→ **STATED GOAL**
Write out every entry, unchanged. Skip any picture.

→ **EXCERPTED DATA**
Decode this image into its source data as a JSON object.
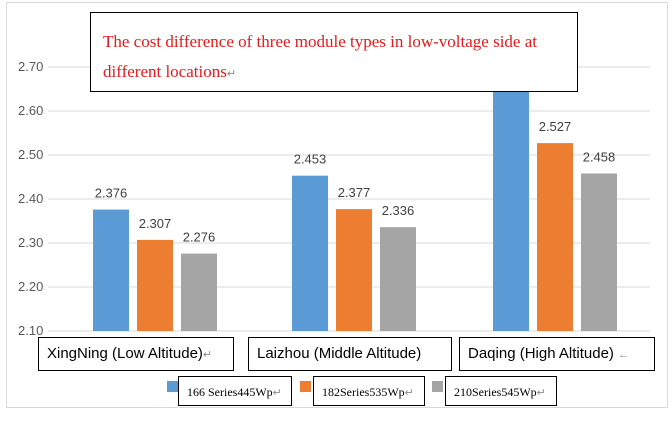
{
  "chart_data": {
    "type": "bar",
    "title": "The cost difference of three module types in low-voltage side at different locations",
    "categories": [
      "XingNing (Low Altitude)",
      "Laizhou (Middle Altitude)",
      "Daqing (High Altitude)"
    ],
    "series": [
      {
        "name": "166 Series445Wp",
        "values": [
          2.376,
          2.453,
          2.652
        ],
        "labels": [
          "2.376",
          "2.453",
          ""
        ],
        "color": "#5b9bd5"
      },
      {
        "name": "182Series535Wp",
        "values": [
          2.307,
          2.377,
          2.527
        ],
        "labels": [
          "2.307",
          "2.377",
          "2.527"
        ],
        "color": "#ed7d31"
      },
      {
        "name": "210Series545Wp",
        "values": [
          2.276,
          2.336,
          2.458
        ],
        "labels": [
          "2.276",
          "2.336",
          "2.458"
        ],
        "color": "#a5a5a5"
      }
    ],
    "yticks": [
      "2.10",
      "2.20",
      "2.30",
      "2.40",
      "2.50",
      "2.60",
      "2.70"
    ],
    "ylim": [
      2.1,
      2.75
    ],
    "grid": true,
    "legend": "bottom"
  },
  "para_mark": "↵",
  "arrow_mark": "←"
}
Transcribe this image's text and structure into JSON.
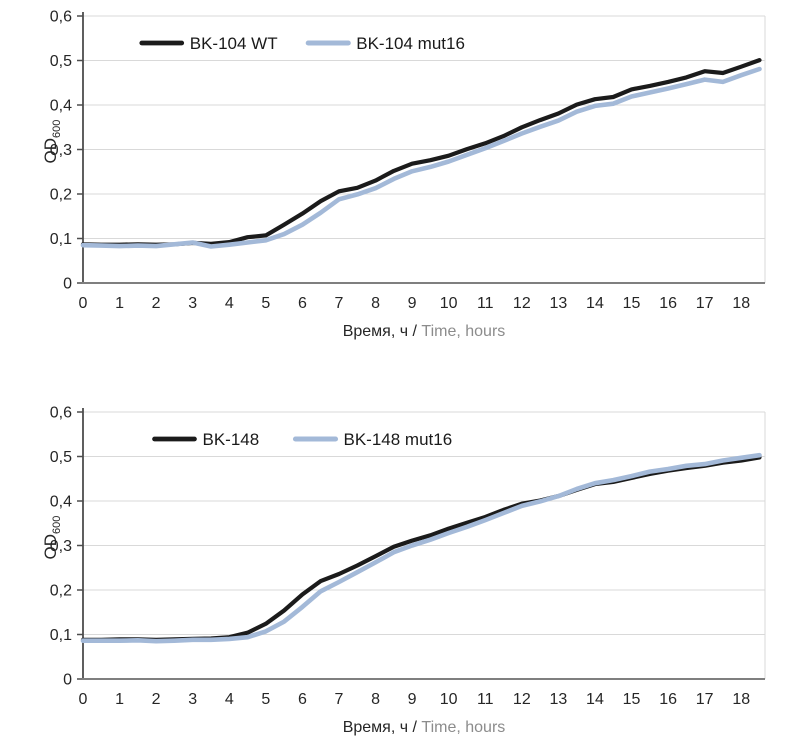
{
  "figure": {
    "background": "#ffffff",
    "palette": {
      "wild_type_line": "#1b1b1b",
      "mutant_line": "#a3b9d8",
      "gridline": "#d9d9d9",
      "x_axis": "#7f7f7f",
      "y_axis": "#4d4d4d",
      "tick_text": "#262626",
      "xlabel_secondary_text": "#8c8c8c"
    }
  },
  "chart_data": [
    {
      "type": "line",
      "title": "",
      "xlabel": "Время, ч / Time, hours",
      "xlabel_primary": "Время, ч /",
      "xlabel_secondary": "Time, hours",
      "ylabel": "OD600",
      "ylabel_base": "OD",
      "ylabel_subscript": "600",
      "xlim": [
        0,
        18.65
      ],
      "ylim": [
        0,
        0.6
      ],
      "grid": "horizontal",
      "legend_position": "top-inside",
      "xticks": [
        0,
        1,
        2,
        3,
        4,
        5,
        6,
        7,
        8,
        9,
        10,
        11,
        12,
        13,
        14,
        15,
        16,
        17,
        18
      ],
      "xtick_labels": [
        "0",
        "1",
        "2",
        "3",
        "4",
        "5",
        "6",
        "7",
        "8",
        "9",
        "10",
        "11",
        "12",
        "13",
        "14",
        "15",
        "16",
        "17",
        "18"
      ],
      "ytick_values": [
        0,
        0.1,
        0.2,
        0.3,
        0.4,
        0.5,
        0.6
      ],
      "ytick_labels": [
        "0",
        "0,1",
        "0,2",
        "0,3",
        "0,4",
        "0,5",
        "0,6"
      ],
      "x": [
        0,
        0.5,
        1,
        1.5,
        2,
        2.5,
        3,
        3.5,
        4,
        4.5,
        5,
        5.5,
        6,
        6.5,
        7,
        7.5,
        8,
        8.5,
        9,
        9.5,
        10,
        10.5,
        11,
        11.5,
        12,
        12.5,
        13,
        13.5,
        14,
        14.5,
        15,
        15.5,
        16,
        16.5,
        17,
        17.5,
        18,
        18.5
      ],
      "series": [
        {
          "name": "BK-104 WT",
          "color": "#1b1b1b",
          "stroke_width": 4.2,
          "values": [
            0.087,
            0.086,
            0.086,
            0.087,
            0.086,
            0.087,
            0.09,
            0.088,
            0.092,
            0.103,
            0.107,
            0.131,
            0.156,
            0.184,
            0.206,
            0.214,
            0.23,
            0.252,
            0.268,
            0.276,
            0.286,
            0.301,
            0.314,
            0.33,
            0.35,
            0.366,
            0.381,
            0.401,
            0.413,
            0.418,
            0.435,
            0.443,
            0.452,
            0.462,
            0.476,
            0.472,
            0.486,
            0.501
          ]
        },
        {
          "name": "BK-104 mut16",
          "color": "#a3b9d8",
          "stroke_width": 4.6,
          "values": [
            0.085,
            0.084,
            0.083,
            0.084,
            0.083,
            0.087,
            0.091,
            0.082,
            0.086,
            0.091,
            0.096,
            0.11,
            0.131,
            0.158,
            0.188,
            0.199,
            0.213,
            0.234,
            0.251,
            0.261,
            0.273,
            0.288,
            0.303,
            0.319,
            0.336,
            0.351,
            0.365,
            0.385,
            0.398,
            0.403,
            0.419,
            0.428,
            0.437,
            0.447,
            0.457,
            0.452,
            0.467,
            0.481
          ]
        }
      ]
    },
    {
      "type": "line",
      "title": "",
      "xlabel": "Время, ч / Time, hours",
      "xlabel_primary": "Время, ч /",
      "xlabel_secondary": "Time, hours",
      "ylabel": "OD600",
      "ylabel_base": "OD",
      "ylabel_subscript": "600",
      "xlim": [
        0,
        18.65
      ],
      "ylim": [
        0,
        0.6
      ],
      "grid": "horizontal",
      "legend_position": "top-inside",
      "xticks": [
        0,
        1,
        2,
        3,
        4,
        5,
        6,
        7,
        8,
        9,
        10,
        11,
        12,
        13,
        14,
        15,
        16,
        17,
        18
      ],
      "xtick_labels": [
        "0",
        "1",
        "2",
        "3",
        "4",
        "5",
        "6",
        "7",
        "8",
        "9",
        "10",
        "11",
        "12",
        "13",
        "14",
        "15",
        "16",
        "17",
        "18"
      ],
      "ytick_values": [
        0,
        0.1,
        0.2,
        0.3,
        0.4,
        0.5,
        0.6
      ],
      "ytick_labels": [
        "0",
        "0,1",
        "0,2",
        "0,3",
        "0,4",
        "0,5",
        "0,6"
      ],
      "x": [
        0,
        0.5,
        1,
        1.5,
        2,
        2.5,
        3,
        3.5,
        4,
        4.5,
        5,
        5.5,
        6,
        6.5,
        7,
        7.5,
        8,
        8.5,
        9,
        9.5,
        10,
        10.5,
        11,
        11.5,
        12,
        12.5,
        13,
        13.5,
        14,
        14.5,
        15,
        15.5,
        16,
        16.5,
        17,
        17.5,
        18,
        18.5
      ],
      "series": [
        {
          "name": "BK-148",
          "color": "#1b1b1b",
          "stroke_width": 4.2,
          "values": [
            0.088,
            0.088,
            0.089,
            0.089,
            0.088,
            0.089,
            0.09,
            0.091,
            0.094,
            0.104,
            0.124,
            0.154,
            0.19,
            0.22,
            0.236,
            0.255,
            0.276,
            0.297,
            0.311,
            0.323,
            0.338,
            0.351,
            0.364,
            0.38,
            0.394,
            0.401,
            0.411,
            0.425,
            0.438,
            0.443,
            0.452,
            0.461,
            0.468,
            0.474,
            0.479,
            0.486,
            0.491,
            0.498
          ]
        },
        {
          "name": "BK-148 mut16",
          "color": "#a3b9d8",
          "stroke_width": 4.6,
          "values": [
            0.086,
            0.086,
            0.086,
            0.087,
            0.085,
            0.086,
            0.088,
            0.088,
            0.09,
            0.094,
            0.107,
            0.129,
            0.162,
            0.197,
            0.218,
            0.24,
            0.262,
            0.285,
            0.3,
            0.313,
            0.328,
            0.342,
            0.357,
            0.373,
            0.389,
            0.399,
            0.411,
            0.427,
            0.44,
            0.447,
            0.456,
            0.466,
            0.472,
            0.479,
            0.483,
            0.491,
            0.497,
            0.503
          ]
        }
      ]
    }
  ]
}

→ **RESPONSE FOR THIS EXERCISE**
Decode this image into its source data as a JSON object.
{
  "chart_data": {
    "type": "bar",
    "title": "The cost difference of three module types in low-voltage side at different locations",
    "categories": [
      "XingNing (Low Altitude)",
      "Laizhou (Middle Altitude)",
      "Daqing (High Altitude)"
    ],
    "series": [
      {
        "name": "166 Series445Wp",
        "values": [
          2.376,
          2.453,
          2.652
        ],
        "labels": [
          "2.376",
          "2.453",
          ""
        ],
        "color": "#5b9bd5"
      },
      {
        "name": "182Series535Wp",
        "values": [
          2.307,
          2.377,
          2.527
        ],
        "labels": [
          "2.307",
          "2.377",
          "2.527"
        ],
        "color": "#ed7d31"
      },
      {
        "name": "210Series545Wp",
        "values": [
          2.276,
          2.336,
          2.458
        ],
        "labels": [
          "2.276",
          "2.336",
          "2.458"
        ],
        "color": "#a5a5a5"
      }
    ],
    "yticks": [
      "2.10",
      "2.20",
      "2.30",
      "2.40",
      "2.50",
      "2.60",
      "2.70"
    ],
    "ylim": [
      2.1,
      2.75
    ],
    "grid": true,
    "legend": "bottom"
  },
  "para_mark": "↵",
  "arrow_mark": "←"
}
Transcribe this image's text and structure into JSON.
{
  "figure": {
    "background": "#ffffff",
    "palette": {
      "wild_type_line": "#1b1b1b",
      "mutant_line": "#a3b9d8",
      "gridline": "#d9d9d9",
      "x_axis": "#7f7f7f",
      "y_axis": "#4d4d4d",
      "tick_text": "#262626",
      "xlabel_secondary_text": "#8c8c8c"
    }
  },
  "chart_data": [
    {
      "type": "line",
      "title": "",
      "xlabel": "Время, ч / Time, hours",
      "xlabel_primary": "Время, ч /",
      "xlabel_secondary": "Time, hours",
      "ylabel": "OD600",
      "ylabel_base": "OD",
      "ylabel_subscript": "600",
      "xlim": [
        0,
        18.65
      ],
      "ylim": [
        0,
        0.6
      ],
      "grid": "horizontal",
      "legend_position": "top-inside",
      "xticks": [
        0,
        1,
        2,
        3,
        4,
        5,
        6,
        7,
        8,
        9,
        10,
        11,
        12,
        13,
        14,
        15,
        16,
        17,
        18
      ],
      "xtick_labels": [
        "0",
        "1",
        "2",
        "3",
        "4",
        "5",
        "6",
        "7",
        "8",
        "9",
        "10",
        "11",
        "12",
        "13",
        "14",
        "15",
        "16",
        "17",
        "18"
      ],
      "ytick_values": [
        0,
        0.1,
        0.2,
        0.3,
        0.4,
        0.5,
        0.6
      ],
      "ytick_labels": [
        "0",
        "0,1",
        "0,2",
        "0,3",
        "0,4",
        "0,5",
        "0,6"
      ],
      "x": [
        0,
        0.5,
        1,
        1.5,
        2,
        2.5,
        3,
        3.5,
        4,
        4.5,
        5,
        5.5,
        6,
        6.5,
        7,
        7.5,
        8,
        8.5,
        9,
        9.5,
        10,
        10.5,
        11,
        11.5,
        12,
        12.5,
        13,
        13.5,
        14,
        14.5,
        15,
        15.5,
        16,
        16.5,
        17,
        17.5,
        18,
        18.5
      ],
      "series": [
        {
          "name": "BK-104 WT",
          "color": "#1b1b1b",
          "stroke_width": 4.2,
          "values": [
            0.087,
            0.086,
            0.086,
            0.087,
            0.086,
            0.087,
            0.09,
            0.088,
            0.092,
            0.103,
            0.107,
            0.131,
            0.156,
            0.184,
            0.206,
            0.214,
            0.23,
            0.252,
            0.268,
            0.276,
            0.286,
            0.301,
            0.314,
            0.33,
            0.35,
            0.366,
            0.381,
            0.401,
            0.413,
            0.418,
            0.435,
            0.443,
            0.452,
            0.462,
            0.476,
            0.472,
            0.486,
            0.501
          ]
        },
        {
          "name": "BK-104 mut16",
          "color": "#a3b9d8",
          "stroke_width": 4.6,
          "values": [
            0.085,
            0.084,
            0.083,
            0.084,
            0.083,
            0.087,
            0.091,
            0.082,
            0.086,
            0.091,
            0.096,
            0.11,
            0.131,
            0.158,
            0.188,
            0.199,
            0.213,
            0.234,
            0.251,
            0.261,
            0.273,
            0.288,
            0.303,
            0.319,
            0.336,
            0.351,
            0.365,
            0.385,
            0.398,
            0.403,
            0.419,
            0.428,
            0.437,
            0.447,
            0.457,
            0.452,
            0.467,
            0.481
          ]
        }
      ]
    },
    {
      "type": "line",
      "title": "",
      "xlabel": "Время, ч / Time, hours",
      "xlabel_primary": "Время, ч /",
      "xlabel_secondary": "Time, hours",
      "ylabel": "OD600",
      "ylabel_base": "OD",
      "ylabel_subscript": "600",
      "xlim": [
        0,
        18.65
      ],
      "ylim": [
        0,
        0.6
      ],
      "grid": "horizontal",
      "legend_position": "top-inside",
      "xticks": [
        0,
        1,
        2,
        3,
        4,
        5,
        6,
        7,
        8,
        9,
        10,
        11,
        12,
        13,
        14,
        15,
        16,
        17,
        18
      ],
      "xtick_labels": [
        "0",
        "1",
        "2",
        "3",
        "4",
        "5",
        "6",
        "7",
        "8",
        "9",
        "10",
        "11",
        "12",
        "13",
        "14",
        "15",
        "16",
        "17",
        "18"
      ],
      "ytick_values": [
        0,
        0.1,
        0.2,
        0.3,
        0.4,
        0.5,
        0.6
      ],
      "ytick_labels": [
        "0",
        "0,1",
        "0,2",
        "0,3",
        "0,4",
        "0,5",
        "0,6"
      ],
      "x": [
        0,
        0.5,
        1,
        1.5,
        2,
        2.5,
        3,
        3.5,
        4,
        4.5,
        5,
        5.5,
        6,
        6.5,
        7,
        7.5,
        8,
        8.5,
        9,
        9.5,
        10,
        10.5,
        11,
        11.5,
        12,
        12.5,
        13,
        13.5,
        14,
        14.5,
        15,
        15.5,
        16,
        16.5,
        17,
        17.5,
        18,
        18.5
      ],
      "series": [
        {
          "name": "BK-148",
          "color": "#1b1b1b",
          "stroke_width": 4.2,
          "values": [
            0.088,
            0.088,
            0.089,
            0.089,
            0.088,
            0.089,
            0.09,
            0.091,
            0.094,
            0.104,
            0.124,
            0.154,
            0.19,
            0.22,
            0.236,
            0.255,
            0.276,
            0.297,
            0.311,
            0.323,
            0.338,
            0.351,
            0.364,
            0.38,
            0.394,
            0.401,
            0.411,
            0.425,
            0.438,
            0.443,
            0.452,
            0.461,
            0.468,
            0.474,
            0.479,
            0.486,
            0.491,
            0.498
          ]
        },
        {
          "name": "BK-148 mut16",
          "color": "#a3b9d8",
          "stroke_width": 4.6,
          "values": [
            0.086,
            0.086,
            0.086,
            0.087,
            0.085,
            0.086,
            0.088,
            0.088,
            0.09,
            0.094,
            0.107,
            0.129,
            0.162,
            0.197,
            0.218,
            0.24,
            0.262,
            0.285,
            0.3,
            0.313,
            0.328,
            0.342,
            0.357,
            0.373,
            0.389,
            0.399,
            0.411,
            0.427,
            0.44,
            0.447,
            0.456,
            0.466,
            0.472,
            0.479,
            0.483,
            0.491,
            0.497,
            0.503
          ]
        }
      ]
    }
  ]
}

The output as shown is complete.